Job: Pictures aside, quote the whole listing exactly.

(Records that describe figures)
________

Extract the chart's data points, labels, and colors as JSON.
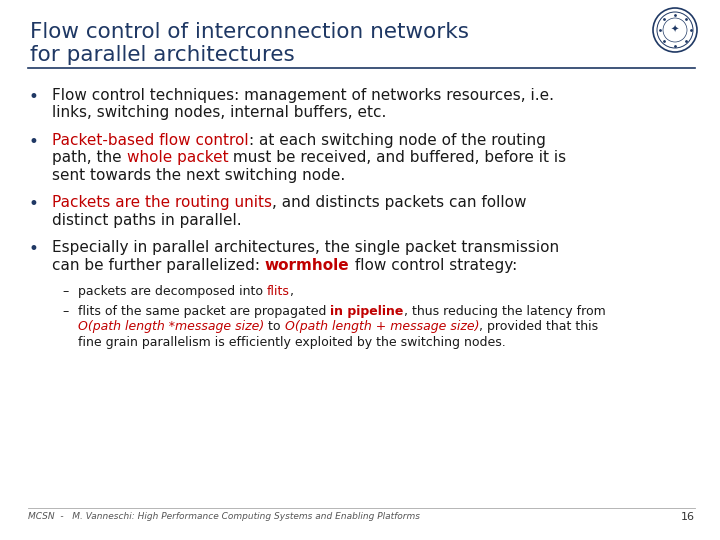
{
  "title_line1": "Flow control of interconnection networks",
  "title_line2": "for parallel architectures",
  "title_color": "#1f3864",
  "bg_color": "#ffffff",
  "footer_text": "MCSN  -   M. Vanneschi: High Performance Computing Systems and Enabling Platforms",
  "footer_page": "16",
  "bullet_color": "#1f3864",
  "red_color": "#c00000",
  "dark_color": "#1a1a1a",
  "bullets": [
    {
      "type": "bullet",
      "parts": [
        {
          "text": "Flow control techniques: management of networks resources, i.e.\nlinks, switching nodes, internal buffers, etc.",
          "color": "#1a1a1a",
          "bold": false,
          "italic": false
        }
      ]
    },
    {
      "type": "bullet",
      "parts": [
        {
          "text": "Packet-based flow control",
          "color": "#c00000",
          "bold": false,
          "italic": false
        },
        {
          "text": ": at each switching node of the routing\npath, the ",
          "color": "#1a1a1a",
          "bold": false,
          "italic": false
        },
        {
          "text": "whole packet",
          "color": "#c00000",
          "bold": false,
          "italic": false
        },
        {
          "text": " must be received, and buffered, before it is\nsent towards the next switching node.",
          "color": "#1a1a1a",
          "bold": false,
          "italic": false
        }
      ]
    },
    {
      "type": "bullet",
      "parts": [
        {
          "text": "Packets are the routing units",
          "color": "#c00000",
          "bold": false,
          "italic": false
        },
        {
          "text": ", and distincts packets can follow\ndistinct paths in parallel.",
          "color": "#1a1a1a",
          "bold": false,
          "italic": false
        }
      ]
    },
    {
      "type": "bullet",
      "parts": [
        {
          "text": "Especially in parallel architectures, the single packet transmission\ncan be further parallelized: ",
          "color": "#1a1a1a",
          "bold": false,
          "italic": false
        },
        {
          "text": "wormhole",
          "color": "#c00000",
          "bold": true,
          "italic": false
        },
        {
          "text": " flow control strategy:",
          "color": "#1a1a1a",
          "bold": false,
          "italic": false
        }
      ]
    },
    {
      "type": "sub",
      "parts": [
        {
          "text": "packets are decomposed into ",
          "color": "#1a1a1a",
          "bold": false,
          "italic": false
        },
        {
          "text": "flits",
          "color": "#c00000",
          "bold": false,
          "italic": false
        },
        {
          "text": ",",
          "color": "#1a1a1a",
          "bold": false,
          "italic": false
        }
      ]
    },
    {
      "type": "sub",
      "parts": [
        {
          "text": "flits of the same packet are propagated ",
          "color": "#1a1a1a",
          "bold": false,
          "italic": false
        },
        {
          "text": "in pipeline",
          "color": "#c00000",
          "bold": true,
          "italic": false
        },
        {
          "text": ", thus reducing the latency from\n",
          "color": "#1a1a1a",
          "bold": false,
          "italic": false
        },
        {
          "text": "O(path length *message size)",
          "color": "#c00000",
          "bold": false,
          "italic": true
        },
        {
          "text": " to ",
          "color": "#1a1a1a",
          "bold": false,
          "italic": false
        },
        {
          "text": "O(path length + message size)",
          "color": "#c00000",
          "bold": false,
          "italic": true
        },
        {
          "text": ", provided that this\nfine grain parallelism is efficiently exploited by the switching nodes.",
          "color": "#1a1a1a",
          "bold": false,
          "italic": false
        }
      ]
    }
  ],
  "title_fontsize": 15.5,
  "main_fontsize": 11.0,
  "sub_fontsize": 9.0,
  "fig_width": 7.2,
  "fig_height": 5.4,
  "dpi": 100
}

________

Exercise result:
Extract the chart's data points, labels, and colors as JSON.
{
  "title_line1": "Flow control of interconnection networks",
  "title_line2": "for parallel architectures",
  "title_color": "#1f3864",
  "bg_color": "#ffffff",
  "footer_text": "MCSN  -   M. Vanneschi: High Performance Computing Systems and Enabling Platforms",
  "footer_page": "16",
  "bullet_color": "#1f3864",
  "red_color": "#c00000",
  "dark_color": "#1a1a1a",
  "bullets": [
    {
      "type": "bullet",
      "parts": [
        {
          "text": "Flow control techniques: management of networks resources, i.e.\nlinks, switching nodes, internal buffers, etc.",
          "color": "#1a1a1a",
          "bold": false,
          "italic": false
        }
      ]
    },
    {
      "type": "bullet",
      "parts": [
        {
          "text": "Packet-based flow control",
          "color": "#c00000",
          "bold": false,
          "italic": false
        },
        {
          "text": ": at each switching node of the routing\npath, the ",
          "color": "#1a1a1a",
          "bold": false,
          "italic": false
        },
        {
          "text": "whole packet",
          "color": "#c00000",
          "bold": false,
          "italic": false
        },
        {
          "text": " must be received, and buffered, before it is\nsent towards the next switching node.",
          "color": "#1a1a1a",
          "bold": false,
          "italic": false
        }
      ]
    },
    {
      "type": "bullet",
      "parts": [
        {
          "text": "Packets are the routing units",
          "color": "#c00000",
          "bold": false,
          "italic": false
        },
        {
          "text": ", and distincts packets can follow\ndistinct paths in parallel.",
          "color": "#1a1a1a",
          "bold": false,
          "italic": false
        }
      ]
    },
    {
      "type": "bullet",
      "parts": [
        {
          "text": "Especially in parallel architectures, the single packet transmission\ncan be further parallelized: ",
          "color": "#1a1a1a",
          "bold": false,
          "italic": false
        },
        {
          "text": "wormhole",
          "color": "#c00000",
          "bold": true,
          "italic": false
        },
        {
          "text": " flow control strategy:",
          "color": "#1a1a1a",
          "bold": false,
          "italic": false
        }
      ]
    },
    {
      "type": "sub",
      "parts": [
        {
          "text": "packets are decomposed into ",
          "color": "#1a1a1a",
          "bold": false,
          "italic": false
        },
        {
          "text": "flits",
          "color": "#c00000",
          "bold": false,
          "italic": false
        },
        {
          "text": ",",
          "color": "#1a1a1a",
          "bold": false,
          "italic": false
        }
      ]
    },
    {
      "type": "sub",
      "parts": [
        {
          "text": "flits of the same packet are propagated ",
          "color": "#1a1a1a",
          "bold": false,
          "italic": false
        },
        {
          "text": "in pipeline",
          "color": "#c00000",
          "bold": true,
          "italic": false
        },
        {
          "text": ", thus reducing the latency from\n",
          "color": "#1a1a1a",
          "bold": false,
          "italic": false
        },
        {
          "text": "O(path length *message size)",
          "color": "#c00000",
          "bold": false,
          "italic": true
        },
        {
          "text": " to ",
          "color": "#1a1a1a",
          "bold": false,
          "italic": false
        },
        {
          "text": "O(path length + message size)",
          "color": "#c00000",
          "bold": false,
          "italic": true
        },
        {
          "text": ", provided that this\nfine grain parallelism is efficiently exploited by the switching nodes.",
          "color": "#1a1a1a",
          "bold": false,
          "italic": false
        }
      ]
    }
  ],
  "title_fontsize": 15.5,
  "main_fontsize": 11.0,
  "sub_fontsize": 9.0,
  "fig_width": 7.2,
  "fig_height": 5.4,
  "dpi": 100
}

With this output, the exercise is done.